_OBJECTIVE_
Go through the listing below and list every line with "active".

** Begin LISTED ENTRIES **

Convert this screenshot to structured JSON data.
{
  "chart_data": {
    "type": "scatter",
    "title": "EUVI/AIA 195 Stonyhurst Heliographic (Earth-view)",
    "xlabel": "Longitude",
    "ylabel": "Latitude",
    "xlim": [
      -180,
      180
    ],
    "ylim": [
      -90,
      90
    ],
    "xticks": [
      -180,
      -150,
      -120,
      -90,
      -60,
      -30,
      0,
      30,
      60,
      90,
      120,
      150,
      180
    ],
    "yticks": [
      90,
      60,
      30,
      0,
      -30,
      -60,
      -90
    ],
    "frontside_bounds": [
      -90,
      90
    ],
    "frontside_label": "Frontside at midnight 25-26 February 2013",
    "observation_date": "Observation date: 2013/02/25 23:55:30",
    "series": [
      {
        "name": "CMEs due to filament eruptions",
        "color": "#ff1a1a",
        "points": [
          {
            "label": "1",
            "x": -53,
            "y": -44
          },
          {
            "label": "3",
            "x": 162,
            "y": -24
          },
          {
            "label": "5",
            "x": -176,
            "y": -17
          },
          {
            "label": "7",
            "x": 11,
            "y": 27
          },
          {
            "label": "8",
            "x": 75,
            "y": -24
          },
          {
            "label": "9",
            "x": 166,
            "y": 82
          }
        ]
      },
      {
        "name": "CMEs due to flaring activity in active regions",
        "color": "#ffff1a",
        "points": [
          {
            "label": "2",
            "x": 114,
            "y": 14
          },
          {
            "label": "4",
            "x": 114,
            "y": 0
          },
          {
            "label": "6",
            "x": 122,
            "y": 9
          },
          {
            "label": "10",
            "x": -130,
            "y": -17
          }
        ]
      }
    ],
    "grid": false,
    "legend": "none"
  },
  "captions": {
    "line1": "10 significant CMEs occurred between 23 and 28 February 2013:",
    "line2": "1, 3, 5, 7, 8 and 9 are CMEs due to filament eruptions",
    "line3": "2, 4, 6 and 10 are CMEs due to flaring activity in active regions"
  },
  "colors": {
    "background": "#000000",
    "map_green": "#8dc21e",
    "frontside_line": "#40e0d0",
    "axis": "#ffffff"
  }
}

** End LISTED ENTRIES **
** Begin LISTED ENTRIES **

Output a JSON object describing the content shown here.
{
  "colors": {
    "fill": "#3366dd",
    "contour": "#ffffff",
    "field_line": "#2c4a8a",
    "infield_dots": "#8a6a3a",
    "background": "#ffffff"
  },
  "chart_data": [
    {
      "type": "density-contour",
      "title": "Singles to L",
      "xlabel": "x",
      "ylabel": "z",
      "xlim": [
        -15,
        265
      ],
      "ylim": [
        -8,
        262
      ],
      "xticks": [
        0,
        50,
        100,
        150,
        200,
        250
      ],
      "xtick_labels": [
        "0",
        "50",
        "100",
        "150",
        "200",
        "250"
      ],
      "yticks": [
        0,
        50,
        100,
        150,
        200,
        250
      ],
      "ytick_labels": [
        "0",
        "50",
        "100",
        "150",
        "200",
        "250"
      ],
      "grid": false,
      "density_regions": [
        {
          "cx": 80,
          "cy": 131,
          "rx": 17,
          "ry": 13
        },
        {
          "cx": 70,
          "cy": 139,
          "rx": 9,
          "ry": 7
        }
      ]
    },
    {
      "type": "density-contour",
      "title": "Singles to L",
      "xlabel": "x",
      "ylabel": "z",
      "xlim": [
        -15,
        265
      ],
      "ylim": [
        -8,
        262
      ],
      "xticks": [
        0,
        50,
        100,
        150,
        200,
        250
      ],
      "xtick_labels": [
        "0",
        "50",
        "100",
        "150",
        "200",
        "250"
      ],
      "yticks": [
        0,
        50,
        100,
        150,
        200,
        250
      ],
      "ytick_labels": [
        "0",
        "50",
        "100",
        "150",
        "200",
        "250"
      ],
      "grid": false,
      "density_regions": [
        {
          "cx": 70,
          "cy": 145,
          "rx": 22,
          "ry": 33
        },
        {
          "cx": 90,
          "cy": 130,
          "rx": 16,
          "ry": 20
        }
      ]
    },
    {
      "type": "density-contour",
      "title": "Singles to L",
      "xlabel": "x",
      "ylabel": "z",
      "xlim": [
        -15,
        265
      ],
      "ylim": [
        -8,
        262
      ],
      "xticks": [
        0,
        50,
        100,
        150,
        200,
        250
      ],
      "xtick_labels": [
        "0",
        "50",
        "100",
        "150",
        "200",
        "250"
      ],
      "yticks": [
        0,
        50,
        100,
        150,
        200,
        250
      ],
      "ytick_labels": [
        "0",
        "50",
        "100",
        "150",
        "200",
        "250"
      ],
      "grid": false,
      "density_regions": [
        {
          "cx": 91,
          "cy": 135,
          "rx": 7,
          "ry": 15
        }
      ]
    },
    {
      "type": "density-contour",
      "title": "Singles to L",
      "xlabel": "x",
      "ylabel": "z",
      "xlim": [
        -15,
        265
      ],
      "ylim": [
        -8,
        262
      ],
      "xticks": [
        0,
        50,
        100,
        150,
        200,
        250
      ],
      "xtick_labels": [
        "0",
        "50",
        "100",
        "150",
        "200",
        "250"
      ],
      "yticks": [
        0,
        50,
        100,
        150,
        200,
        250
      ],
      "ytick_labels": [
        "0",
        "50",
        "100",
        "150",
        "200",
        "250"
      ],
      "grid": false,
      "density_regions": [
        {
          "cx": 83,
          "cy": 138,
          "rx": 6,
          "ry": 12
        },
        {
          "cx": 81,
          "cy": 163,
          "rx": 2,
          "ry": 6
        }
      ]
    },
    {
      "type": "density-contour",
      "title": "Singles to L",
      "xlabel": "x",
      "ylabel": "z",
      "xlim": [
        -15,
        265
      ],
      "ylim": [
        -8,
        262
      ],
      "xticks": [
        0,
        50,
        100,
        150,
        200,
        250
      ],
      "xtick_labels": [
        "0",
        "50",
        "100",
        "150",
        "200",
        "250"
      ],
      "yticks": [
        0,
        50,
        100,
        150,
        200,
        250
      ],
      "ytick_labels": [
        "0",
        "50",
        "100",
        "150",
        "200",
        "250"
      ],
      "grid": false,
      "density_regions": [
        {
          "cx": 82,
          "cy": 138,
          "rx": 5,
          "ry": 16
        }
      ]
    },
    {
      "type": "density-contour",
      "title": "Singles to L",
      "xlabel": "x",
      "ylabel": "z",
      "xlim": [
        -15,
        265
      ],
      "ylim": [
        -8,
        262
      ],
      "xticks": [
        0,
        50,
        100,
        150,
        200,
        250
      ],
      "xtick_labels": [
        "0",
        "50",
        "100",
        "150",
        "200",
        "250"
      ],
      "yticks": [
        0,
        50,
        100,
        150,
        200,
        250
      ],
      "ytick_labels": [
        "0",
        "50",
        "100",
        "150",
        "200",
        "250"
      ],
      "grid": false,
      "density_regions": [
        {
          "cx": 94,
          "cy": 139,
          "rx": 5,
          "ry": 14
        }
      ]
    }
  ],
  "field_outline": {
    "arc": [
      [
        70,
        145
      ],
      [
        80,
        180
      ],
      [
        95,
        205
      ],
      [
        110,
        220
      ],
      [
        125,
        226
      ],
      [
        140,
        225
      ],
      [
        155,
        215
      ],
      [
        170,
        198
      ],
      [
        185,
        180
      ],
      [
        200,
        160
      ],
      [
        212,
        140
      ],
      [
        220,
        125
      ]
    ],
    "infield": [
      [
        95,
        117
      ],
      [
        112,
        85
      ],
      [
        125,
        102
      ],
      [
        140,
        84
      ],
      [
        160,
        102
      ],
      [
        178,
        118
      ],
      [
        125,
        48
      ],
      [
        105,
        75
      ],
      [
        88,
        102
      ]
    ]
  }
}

** End LISTED ENTRIES **

_ANSWER TO THIS PROBLEM_
        "name": "CMEs due to flaring activity in active regions",
    "line3": "2, 4, 6 and 10 are CMEs due to flaring activity in active regions"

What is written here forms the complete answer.